SET PROBLEM: Sift the listing for lines that hold the string "선생님들은" and pull them out.

RAW DATA:
==================================================

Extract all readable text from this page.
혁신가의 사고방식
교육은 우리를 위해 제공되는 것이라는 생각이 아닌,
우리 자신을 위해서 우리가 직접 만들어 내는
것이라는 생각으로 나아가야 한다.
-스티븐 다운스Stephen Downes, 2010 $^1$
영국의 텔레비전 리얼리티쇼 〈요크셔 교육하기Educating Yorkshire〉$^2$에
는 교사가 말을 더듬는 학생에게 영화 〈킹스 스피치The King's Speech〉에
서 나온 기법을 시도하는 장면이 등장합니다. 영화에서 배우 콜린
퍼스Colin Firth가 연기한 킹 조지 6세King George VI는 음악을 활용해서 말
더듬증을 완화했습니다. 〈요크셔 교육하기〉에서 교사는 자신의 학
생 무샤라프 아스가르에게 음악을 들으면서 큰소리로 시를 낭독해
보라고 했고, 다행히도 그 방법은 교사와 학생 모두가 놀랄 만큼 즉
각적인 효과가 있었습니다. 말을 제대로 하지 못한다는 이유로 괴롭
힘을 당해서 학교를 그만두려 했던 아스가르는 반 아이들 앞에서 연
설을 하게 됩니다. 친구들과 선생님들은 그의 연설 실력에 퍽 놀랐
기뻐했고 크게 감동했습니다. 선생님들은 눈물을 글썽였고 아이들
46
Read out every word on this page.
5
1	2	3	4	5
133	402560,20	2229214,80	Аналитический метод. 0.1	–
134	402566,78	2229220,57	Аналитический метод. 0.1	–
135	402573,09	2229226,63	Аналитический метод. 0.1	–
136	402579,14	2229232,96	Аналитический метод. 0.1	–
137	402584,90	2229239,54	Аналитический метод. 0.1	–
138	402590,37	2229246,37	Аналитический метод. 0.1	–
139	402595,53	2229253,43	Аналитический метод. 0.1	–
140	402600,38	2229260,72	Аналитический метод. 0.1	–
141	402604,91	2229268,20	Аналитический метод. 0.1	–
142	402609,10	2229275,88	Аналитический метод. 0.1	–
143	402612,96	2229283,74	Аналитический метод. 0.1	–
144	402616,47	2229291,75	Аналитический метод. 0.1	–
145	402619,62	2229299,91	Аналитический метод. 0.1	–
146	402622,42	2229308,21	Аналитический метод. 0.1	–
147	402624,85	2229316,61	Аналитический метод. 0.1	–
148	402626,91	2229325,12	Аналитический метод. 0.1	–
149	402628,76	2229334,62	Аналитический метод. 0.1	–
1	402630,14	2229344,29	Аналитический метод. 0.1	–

==================================================

RIGHT ANSWER:
설을 하게 됩니다. 친구들과 선생님들은 그의 연설 실력에 퍽 놀랐
기뻐했고 크게 감동했습니다. 선생님들은 눈물을 글썽였고 아이들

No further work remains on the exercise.